-- BEGIN --

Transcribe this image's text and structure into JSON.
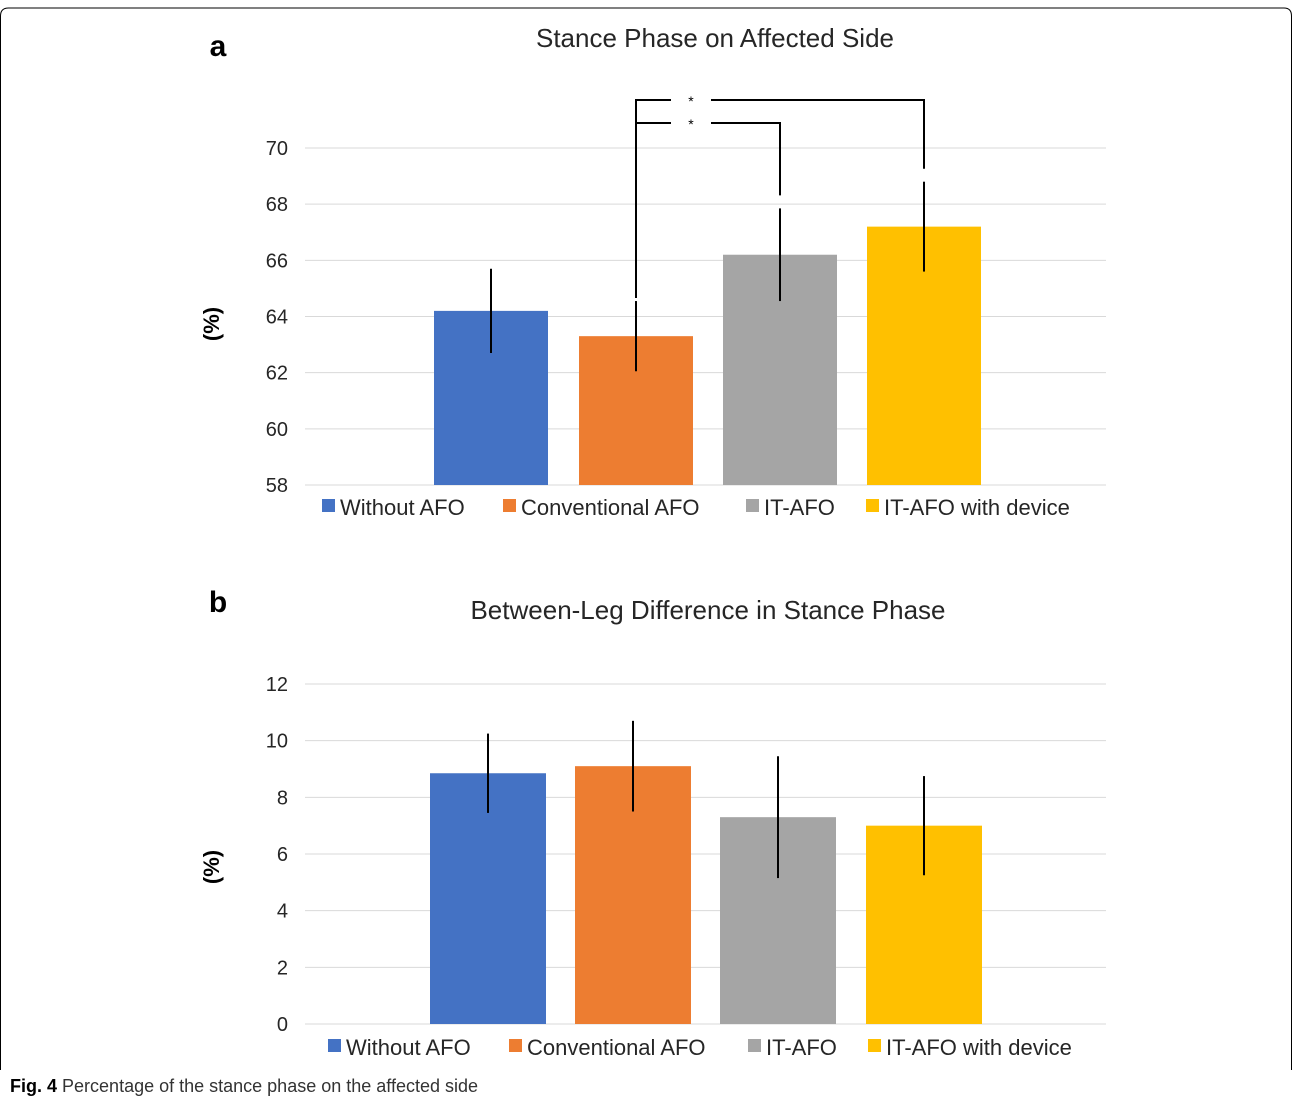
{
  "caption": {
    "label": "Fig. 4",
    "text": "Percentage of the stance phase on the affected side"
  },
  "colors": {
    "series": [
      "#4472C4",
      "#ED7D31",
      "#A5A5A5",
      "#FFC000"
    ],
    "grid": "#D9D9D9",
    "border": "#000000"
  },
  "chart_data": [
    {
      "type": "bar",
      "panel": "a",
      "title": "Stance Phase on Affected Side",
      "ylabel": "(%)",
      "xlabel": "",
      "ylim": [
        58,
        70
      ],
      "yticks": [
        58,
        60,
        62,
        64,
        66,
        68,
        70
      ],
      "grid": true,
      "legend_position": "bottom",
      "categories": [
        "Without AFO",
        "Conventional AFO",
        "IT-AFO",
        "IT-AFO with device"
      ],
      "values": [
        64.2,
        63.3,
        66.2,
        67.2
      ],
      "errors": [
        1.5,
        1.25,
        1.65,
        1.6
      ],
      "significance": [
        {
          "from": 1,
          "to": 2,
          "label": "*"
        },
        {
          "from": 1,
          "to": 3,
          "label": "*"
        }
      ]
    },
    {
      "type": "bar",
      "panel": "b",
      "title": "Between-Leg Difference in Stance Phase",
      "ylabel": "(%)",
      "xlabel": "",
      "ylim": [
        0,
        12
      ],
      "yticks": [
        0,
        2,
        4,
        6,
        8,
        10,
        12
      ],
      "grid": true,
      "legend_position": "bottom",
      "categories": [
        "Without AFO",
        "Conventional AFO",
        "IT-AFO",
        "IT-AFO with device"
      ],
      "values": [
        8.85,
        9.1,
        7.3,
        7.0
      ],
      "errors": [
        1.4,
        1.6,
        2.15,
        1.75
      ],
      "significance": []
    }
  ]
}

-- END --
-- BEGIN --

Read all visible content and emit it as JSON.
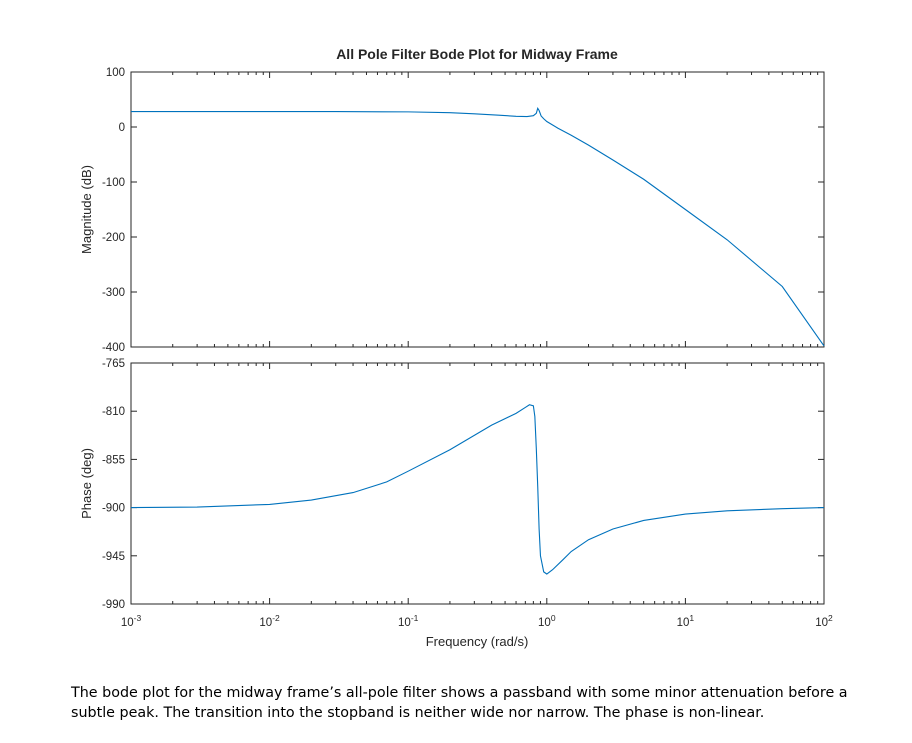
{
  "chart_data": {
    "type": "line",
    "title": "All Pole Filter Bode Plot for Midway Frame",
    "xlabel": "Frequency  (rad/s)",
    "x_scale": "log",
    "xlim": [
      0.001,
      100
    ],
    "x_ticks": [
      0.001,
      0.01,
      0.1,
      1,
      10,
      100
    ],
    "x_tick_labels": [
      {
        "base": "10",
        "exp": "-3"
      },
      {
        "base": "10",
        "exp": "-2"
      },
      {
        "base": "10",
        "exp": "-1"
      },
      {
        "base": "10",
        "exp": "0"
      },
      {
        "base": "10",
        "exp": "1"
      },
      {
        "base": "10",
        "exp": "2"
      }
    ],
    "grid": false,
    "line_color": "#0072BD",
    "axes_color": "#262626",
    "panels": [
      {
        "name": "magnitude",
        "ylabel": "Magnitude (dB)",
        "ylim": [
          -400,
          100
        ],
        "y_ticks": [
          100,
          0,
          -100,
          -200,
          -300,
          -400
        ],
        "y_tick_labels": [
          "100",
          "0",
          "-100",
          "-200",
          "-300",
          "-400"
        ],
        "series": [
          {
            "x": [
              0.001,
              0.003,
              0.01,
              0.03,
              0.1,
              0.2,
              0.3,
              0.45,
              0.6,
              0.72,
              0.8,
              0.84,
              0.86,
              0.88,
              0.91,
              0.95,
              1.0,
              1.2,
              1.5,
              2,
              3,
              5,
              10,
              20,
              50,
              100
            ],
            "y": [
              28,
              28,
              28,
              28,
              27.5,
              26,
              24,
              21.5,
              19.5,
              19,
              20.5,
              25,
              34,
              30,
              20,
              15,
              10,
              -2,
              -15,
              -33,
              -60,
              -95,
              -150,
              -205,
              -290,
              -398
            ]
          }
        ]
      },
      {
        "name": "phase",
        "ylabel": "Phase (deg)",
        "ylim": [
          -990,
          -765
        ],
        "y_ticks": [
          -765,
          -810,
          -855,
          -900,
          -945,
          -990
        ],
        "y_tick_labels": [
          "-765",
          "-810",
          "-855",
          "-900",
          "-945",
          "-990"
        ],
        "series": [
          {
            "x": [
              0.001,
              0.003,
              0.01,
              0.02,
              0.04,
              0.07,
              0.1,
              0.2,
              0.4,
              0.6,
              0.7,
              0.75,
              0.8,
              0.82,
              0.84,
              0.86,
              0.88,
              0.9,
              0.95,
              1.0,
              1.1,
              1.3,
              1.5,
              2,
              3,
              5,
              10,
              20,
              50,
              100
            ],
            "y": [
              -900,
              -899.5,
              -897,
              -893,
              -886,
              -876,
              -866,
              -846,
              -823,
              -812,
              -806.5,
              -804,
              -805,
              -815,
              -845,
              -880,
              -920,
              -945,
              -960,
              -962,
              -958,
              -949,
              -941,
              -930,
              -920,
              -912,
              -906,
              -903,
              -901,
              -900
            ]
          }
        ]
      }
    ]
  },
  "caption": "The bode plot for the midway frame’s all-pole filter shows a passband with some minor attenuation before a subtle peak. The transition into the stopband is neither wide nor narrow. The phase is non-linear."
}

-- END --
-- BEGIN --

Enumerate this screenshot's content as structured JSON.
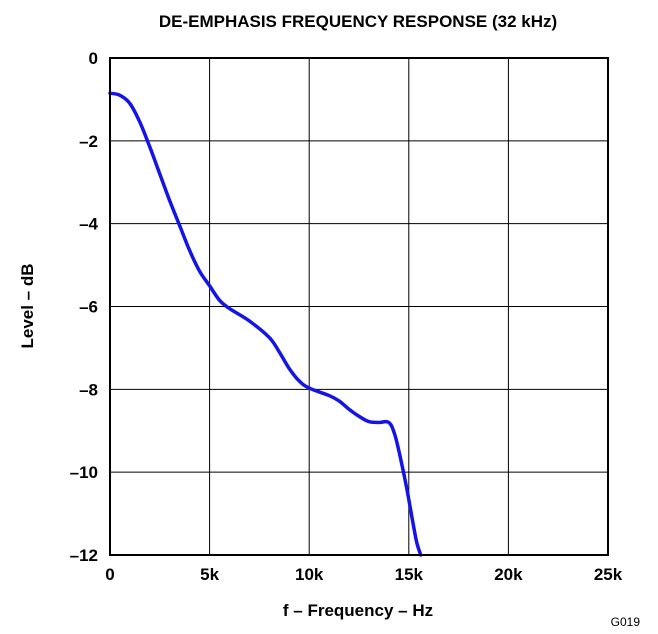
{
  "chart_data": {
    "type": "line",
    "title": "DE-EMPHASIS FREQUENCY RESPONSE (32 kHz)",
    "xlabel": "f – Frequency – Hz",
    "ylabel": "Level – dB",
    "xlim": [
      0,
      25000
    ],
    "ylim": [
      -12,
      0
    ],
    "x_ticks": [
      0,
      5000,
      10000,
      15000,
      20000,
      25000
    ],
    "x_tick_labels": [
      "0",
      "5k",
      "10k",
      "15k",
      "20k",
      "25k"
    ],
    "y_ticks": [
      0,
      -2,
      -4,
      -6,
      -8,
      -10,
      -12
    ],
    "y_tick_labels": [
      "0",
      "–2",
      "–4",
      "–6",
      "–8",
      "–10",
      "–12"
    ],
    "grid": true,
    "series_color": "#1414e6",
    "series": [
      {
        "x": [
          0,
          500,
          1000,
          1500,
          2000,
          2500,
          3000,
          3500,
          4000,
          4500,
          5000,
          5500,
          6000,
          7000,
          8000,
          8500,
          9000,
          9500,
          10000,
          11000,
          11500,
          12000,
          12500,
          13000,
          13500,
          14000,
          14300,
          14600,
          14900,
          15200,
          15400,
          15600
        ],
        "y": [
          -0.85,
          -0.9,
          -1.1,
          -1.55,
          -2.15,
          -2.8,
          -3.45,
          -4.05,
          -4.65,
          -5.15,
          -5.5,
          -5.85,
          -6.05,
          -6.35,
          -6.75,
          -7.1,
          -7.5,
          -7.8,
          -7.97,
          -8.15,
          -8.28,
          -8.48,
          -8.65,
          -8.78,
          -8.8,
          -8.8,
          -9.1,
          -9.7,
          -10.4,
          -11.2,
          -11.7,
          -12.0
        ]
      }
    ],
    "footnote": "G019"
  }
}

-- END --

Look over the listing. Pull out every line with the string "this" in it.

Transcribe this image's text and structure into JSON.
Enumerate this screenshot's content as structured JSON.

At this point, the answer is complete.